[Data entries]

◆ ◆ ◆ ◆

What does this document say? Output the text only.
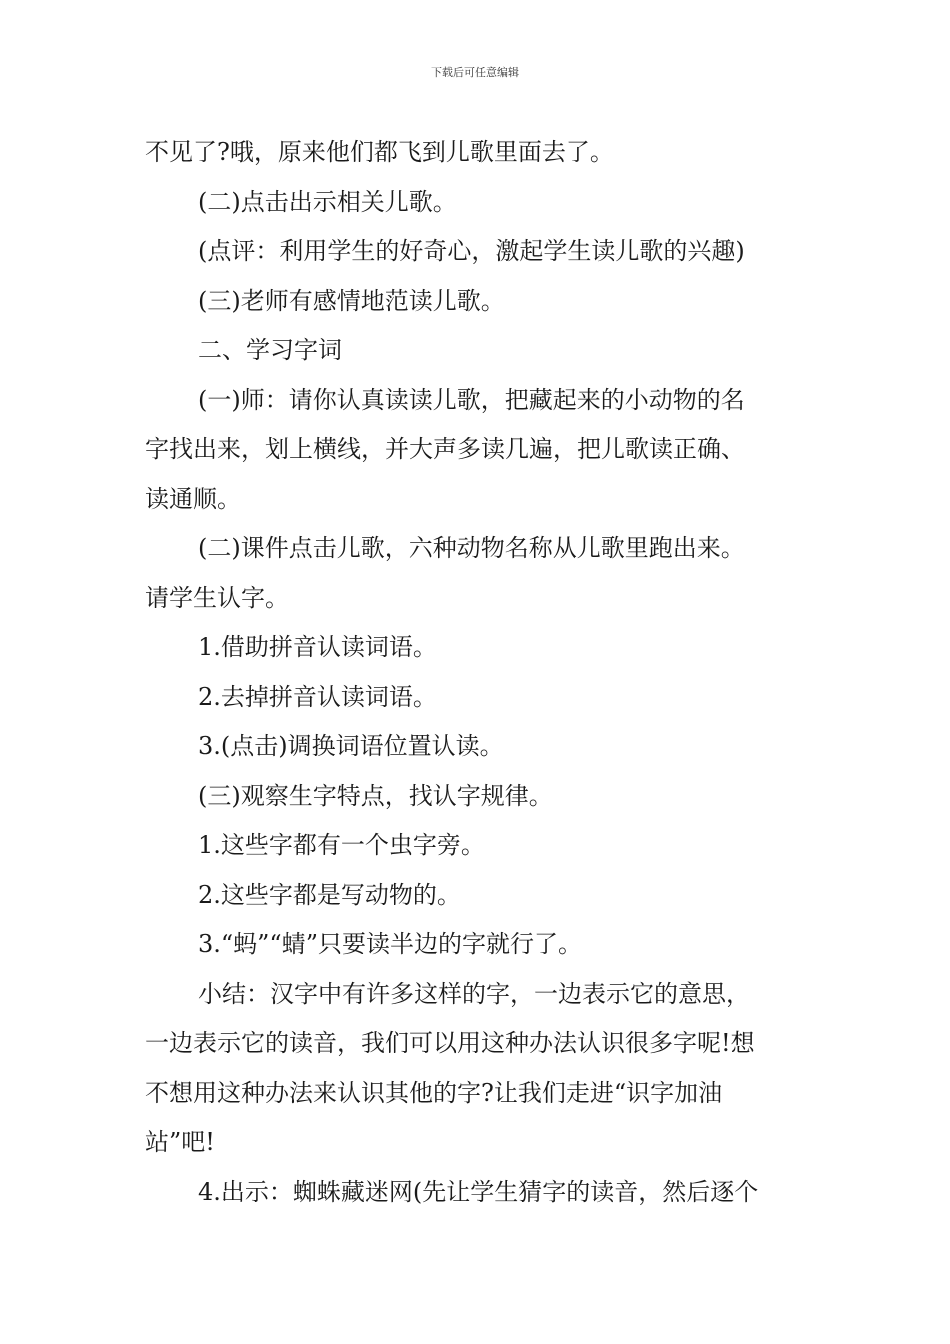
下载后可任意编辑
不见了?哦，原来他们都飞到儿歌里面去了。
(二)点击出示相关儿歌。
(点评：利用学生的好奇心，激起学生读儿歌的兴趣)
(三)老师有感情地范读儿歌。
二、学习字词
(一)师：请你认真读读儿歌，把藏起来的小动物的名
字找出来，划上横线，并大声多读几遍，把儿歌读正确、
读通顺。
(二)课件点击儿歌，六种动物名称从儿歌里跑出来。
请学生认字。
1.借助拼音认读词语。
2.去掉拼音认读词语。
3.(点击)调换词语位置认读。
(三)观察生字特点，找认字规律。
1.这些字都有一个虫字旁。
2.这些字都是写动物的。
3.“蚂”“蜻”只要读半边的字就行了。
小结：汉字中有许多这样的字，一边表示它的意思，
一边表示它的读音，我们可以用这种办法认识很多字呢!想
不想用这种办法来认识其他的字?让我们走进“识字加油
站”吧!
4.出示：蜘蛛藏迷网(先让学生猜字的读音，然后逐个
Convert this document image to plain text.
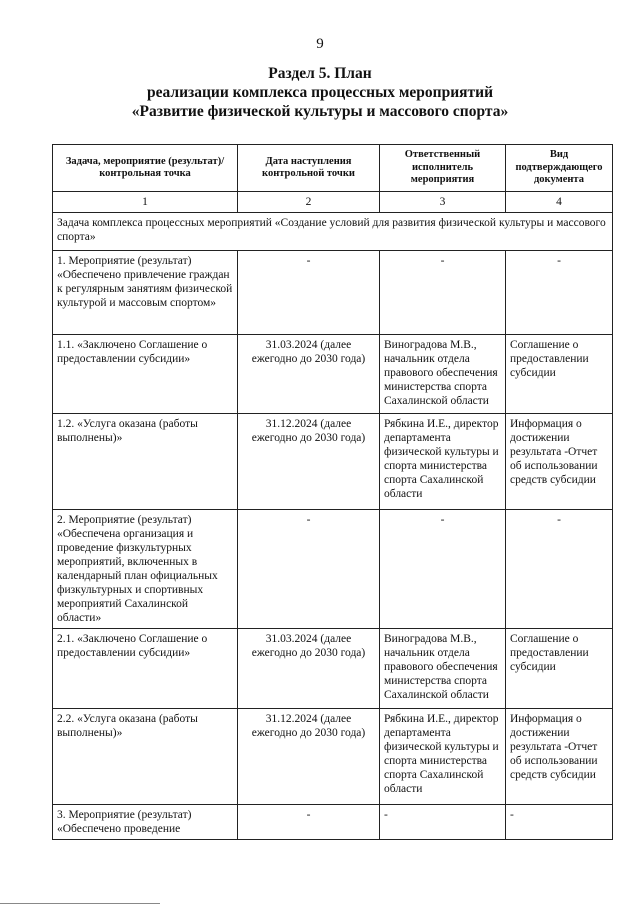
9
Раздел 5. План
реализации комплекса процессных мероприятий
«Развитие физической культуры и массового спорта»
Задача, мероприятие (результат)/контрольная точка	Дата наступления контрольной точки	Ответственный исполнитель мероприятия	Вид подтверждающего документа
1	2	3	4
Задача комплекса процессных мероприятий «Создание условий для развития физической культуры и массового спорта»			
1. Мероприятие (результат) «Обеспечено привлечение граждан к регулярным занятиям физической культурой и массовым спортом»	-	-	-
1.1. «Заключено Соглашение о предоставлении субсидии»	31.03.2024 (далее ежегодно до 2030 года)	Виноградова М.В., начальник отдела правового обеспечения министерства спорта Сахалинской области	Соглашение о предоставлении субсидии
1.2. «Услуга оказана (работы выполнены)»	31.12.2024 (далее ежегодно до 2030 года)	Рябкина И.Е., директор департамента физической культуры и спорта министерства спорта Сахалинской области	Информация о достижении результата -Отчет об использовании средств субсидии
2. Мероприятие (результат) «Обеспечена организация и проведение физкультурных мероприятий, включенных в календарный план официальных физкультурных и спортивных мероприятий Сахалинской области»	-	-	-
2.1. «Заключено Соглашение о предоставлении субсидии»	31.03.2024 (далее ежегодно до 2030 года)	Виноградова М.В., начальник отдела правового обеспечения министерства спорта Сахалинской области	Соглашение о предоставлении субсидии
2.2. «Услуга оказана (работы выполнены)»	31.12.2024 (далее ежегодно до 2030 года)	Рябкина И.Е., директор департамента физической культуры и спорта министерства спорта Сахалинской области	Информация о достижении результата -Отчет об использовании средств субсидии
3. Мероприятие (результат) «Обеспечено проведение	-	-	-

◆ ◆ ◆ ◆

## Task instructions
Go through the listing above and return every line where the word "Сахалинской" occurs.

## Result
1.1. «Заключено Соглашение о предоставлении субсидии»	31.03.2024 (далее ежегодно до 2030 года)	Виноградова М.В., начальник отдела правового обеспечения министерства спорта Сахалинской области	Соглашение о предоставлении субсидии
1.2. «Услуга оказана (работы выполнены)»	31.12.2024 (далее ежегодно до 2030 года)	Рябкина И.Е., директор департамента физической культуры и спорта министерства спорта Сахалинской области	Информация о достижении результата -Отчет об использовании средств субсидии
2. Мероприятие (результат) «Обеспечена организация и проведение физкультурных мероприятий, включенных в календарный план официальных физкультурных и спортивных мероприятий Сахалинской области»	-	-	-
2.1. «Заключено Соглашение о предоставлении субсидии»	31.03.2024 (далее ежегодно до 2030 года)	Виноградова М.В., начальник отдела правового обеспечения министерства спорта Сахалинской области	Соглашение о предоставлении субсидии
2.2. «Услуга оказана (работы выполнены)»	31.12.2024 (далее ежегодно до 2030 года)	Рябкина И.Е., директор департамента физической культуры и спорта министерства спорта Сахалинской области	Информация о достижении результата -Отчет об использовании средств субсидии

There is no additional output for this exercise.